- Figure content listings
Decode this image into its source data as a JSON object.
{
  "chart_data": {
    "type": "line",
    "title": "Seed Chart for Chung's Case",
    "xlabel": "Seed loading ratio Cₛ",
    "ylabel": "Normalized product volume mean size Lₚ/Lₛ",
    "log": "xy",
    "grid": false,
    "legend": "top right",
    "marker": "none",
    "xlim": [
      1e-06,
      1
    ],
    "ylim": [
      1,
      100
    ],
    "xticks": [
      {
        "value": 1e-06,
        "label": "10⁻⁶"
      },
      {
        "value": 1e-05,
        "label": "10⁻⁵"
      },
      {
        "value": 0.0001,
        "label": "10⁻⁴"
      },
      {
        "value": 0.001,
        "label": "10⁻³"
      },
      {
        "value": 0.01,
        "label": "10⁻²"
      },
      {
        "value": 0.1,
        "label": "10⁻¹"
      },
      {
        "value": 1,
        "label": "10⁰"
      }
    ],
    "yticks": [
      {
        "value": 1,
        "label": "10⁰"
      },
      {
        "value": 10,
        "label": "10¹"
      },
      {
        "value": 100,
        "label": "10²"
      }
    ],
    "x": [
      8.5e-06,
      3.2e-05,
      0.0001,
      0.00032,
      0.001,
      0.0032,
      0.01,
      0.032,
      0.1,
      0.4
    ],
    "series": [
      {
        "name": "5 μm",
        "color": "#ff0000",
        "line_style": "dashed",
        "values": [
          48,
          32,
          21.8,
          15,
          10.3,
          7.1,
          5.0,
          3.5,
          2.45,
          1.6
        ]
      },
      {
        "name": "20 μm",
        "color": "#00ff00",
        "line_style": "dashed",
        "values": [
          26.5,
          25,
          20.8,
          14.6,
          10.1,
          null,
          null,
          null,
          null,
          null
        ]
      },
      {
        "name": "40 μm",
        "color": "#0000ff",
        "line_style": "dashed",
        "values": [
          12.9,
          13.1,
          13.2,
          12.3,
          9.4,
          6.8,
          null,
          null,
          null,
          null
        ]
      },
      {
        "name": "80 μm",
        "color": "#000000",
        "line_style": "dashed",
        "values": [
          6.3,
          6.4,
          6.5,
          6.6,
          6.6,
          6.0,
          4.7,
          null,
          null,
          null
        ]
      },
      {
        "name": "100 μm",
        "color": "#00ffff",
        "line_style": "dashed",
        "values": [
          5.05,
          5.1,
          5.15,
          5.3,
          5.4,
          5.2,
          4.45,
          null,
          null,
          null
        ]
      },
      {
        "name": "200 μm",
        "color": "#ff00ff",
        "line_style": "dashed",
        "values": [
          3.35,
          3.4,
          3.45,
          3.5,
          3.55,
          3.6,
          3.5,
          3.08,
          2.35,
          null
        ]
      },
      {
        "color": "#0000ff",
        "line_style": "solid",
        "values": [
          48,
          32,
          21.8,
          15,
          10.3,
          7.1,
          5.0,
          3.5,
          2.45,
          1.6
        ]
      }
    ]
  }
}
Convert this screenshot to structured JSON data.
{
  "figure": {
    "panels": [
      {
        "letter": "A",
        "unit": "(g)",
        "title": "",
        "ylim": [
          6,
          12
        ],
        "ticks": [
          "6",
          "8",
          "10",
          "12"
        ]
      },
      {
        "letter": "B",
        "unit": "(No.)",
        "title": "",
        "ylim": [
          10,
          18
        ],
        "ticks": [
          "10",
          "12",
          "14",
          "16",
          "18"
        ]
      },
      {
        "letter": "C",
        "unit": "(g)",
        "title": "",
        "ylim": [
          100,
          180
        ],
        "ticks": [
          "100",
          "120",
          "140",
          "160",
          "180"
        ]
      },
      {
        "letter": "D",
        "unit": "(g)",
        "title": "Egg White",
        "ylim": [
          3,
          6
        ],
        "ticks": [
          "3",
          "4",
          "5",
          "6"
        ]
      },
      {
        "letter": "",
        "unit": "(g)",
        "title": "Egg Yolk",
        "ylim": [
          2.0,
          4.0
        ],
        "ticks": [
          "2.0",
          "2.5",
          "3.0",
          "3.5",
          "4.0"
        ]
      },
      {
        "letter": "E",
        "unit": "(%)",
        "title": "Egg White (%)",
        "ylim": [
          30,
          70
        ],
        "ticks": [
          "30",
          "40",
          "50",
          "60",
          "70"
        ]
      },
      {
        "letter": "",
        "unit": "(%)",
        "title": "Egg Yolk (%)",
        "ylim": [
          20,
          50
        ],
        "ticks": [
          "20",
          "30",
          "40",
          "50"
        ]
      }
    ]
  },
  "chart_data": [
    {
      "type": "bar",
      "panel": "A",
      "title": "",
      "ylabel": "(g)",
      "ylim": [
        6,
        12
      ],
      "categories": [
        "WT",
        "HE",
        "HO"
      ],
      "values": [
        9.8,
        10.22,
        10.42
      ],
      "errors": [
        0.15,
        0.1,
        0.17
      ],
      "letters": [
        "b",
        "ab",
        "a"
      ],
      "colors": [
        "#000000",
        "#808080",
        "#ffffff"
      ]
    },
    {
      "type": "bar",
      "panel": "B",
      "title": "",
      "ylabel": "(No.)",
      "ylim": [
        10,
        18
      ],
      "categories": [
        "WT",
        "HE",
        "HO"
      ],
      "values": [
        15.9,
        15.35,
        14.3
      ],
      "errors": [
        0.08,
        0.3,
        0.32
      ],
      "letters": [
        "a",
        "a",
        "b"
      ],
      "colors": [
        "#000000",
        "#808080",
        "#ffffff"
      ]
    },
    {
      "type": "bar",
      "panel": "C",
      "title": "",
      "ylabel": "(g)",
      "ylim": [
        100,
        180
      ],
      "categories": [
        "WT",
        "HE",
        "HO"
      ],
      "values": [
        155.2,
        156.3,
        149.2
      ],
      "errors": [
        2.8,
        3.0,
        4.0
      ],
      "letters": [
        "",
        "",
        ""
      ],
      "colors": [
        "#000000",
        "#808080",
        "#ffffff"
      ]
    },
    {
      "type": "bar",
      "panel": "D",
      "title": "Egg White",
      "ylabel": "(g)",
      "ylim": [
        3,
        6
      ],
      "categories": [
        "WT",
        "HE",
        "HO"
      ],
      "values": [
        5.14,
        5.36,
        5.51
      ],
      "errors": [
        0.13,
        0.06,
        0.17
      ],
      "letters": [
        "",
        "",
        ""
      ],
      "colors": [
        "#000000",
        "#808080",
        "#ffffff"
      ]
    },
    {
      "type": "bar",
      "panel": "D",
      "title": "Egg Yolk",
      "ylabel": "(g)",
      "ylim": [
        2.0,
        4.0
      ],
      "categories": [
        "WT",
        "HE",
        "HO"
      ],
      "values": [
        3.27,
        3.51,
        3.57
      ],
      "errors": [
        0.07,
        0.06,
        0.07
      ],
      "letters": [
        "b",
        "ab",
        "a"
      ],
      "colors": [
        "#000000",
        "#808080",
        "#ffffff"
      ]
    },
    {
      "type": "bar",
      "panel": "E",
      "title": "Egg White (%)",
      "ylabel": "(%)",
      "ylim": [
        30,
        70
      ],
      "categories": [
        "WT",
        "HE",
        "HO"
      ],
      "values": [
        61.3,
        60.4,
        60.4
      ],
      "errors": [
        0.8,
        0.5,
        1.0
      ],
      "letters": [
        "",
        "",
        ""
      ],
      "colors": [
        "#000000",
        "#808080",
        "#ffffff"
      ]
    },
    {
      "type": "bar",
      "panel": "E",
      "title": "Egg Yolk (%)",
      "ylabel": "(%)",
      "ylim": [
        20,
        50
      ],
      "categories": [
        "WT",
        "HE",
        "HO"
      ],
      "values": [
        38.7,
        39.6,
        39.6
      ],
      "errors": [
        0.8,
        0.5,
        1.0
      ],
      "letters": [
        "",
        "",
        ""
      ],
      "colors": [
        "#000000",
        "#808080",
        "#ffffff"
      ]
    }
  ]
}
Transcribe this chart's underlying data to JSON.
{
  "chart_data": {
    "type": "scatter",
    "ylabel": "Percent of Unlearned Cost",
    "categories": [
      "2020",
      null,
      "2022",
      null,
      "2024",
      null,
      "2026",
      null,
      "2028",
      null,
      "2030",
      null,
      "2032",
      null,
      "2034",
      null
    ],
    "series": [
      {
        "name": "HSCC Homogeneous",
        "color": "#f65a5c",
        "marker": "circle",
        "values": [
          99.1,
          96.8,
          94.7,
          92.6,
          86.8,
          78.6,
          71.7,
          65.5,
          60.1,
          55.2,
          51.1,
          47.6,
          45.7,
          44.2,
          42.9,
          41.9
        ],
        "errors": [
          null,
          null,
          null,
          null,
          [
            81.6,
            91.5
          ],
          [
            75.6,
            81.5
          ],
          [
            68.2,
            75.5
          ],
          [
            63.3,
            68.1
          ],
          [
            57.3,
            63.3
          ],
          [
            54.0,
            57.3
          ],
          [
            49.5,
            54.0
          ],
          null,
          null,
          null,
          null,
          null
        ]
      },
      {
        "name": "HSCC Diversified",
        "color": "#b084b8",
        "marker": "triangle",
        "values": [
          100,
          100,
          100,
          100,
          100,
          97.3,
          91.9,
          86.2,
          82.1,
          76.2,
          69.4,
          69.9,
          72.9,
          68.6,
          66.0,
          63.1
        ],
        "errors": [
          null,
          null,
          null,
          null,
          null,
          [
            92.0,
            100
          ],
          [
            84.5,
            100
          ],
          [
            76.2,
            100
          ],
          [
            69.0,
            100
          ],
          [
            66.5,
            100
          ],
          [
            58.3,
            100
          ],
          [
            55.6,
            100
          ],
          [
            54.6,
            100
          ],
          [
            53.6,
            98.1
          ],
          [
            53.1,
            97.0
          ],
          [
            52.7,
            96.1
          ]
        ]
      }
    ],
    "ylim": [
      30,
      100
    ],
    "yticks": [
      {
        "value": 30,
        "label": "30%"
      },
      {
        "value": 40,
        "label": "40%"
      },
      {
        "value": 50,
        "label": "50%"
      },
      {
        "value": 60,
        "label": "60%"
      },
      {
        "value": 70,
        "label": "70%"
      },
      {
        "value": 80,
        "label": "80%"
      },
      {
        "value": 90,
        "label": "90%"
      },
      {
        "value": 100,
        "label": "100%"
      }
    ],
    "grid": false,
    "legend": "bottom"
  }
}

- Goal
Copy each line of the listing in which the word "this" can be found.

- Finished answer
Decode this image into its source data as a JSON object.
Convert this screenshot to structured JSON data.
Transcribe this chart's underlying data to JSON.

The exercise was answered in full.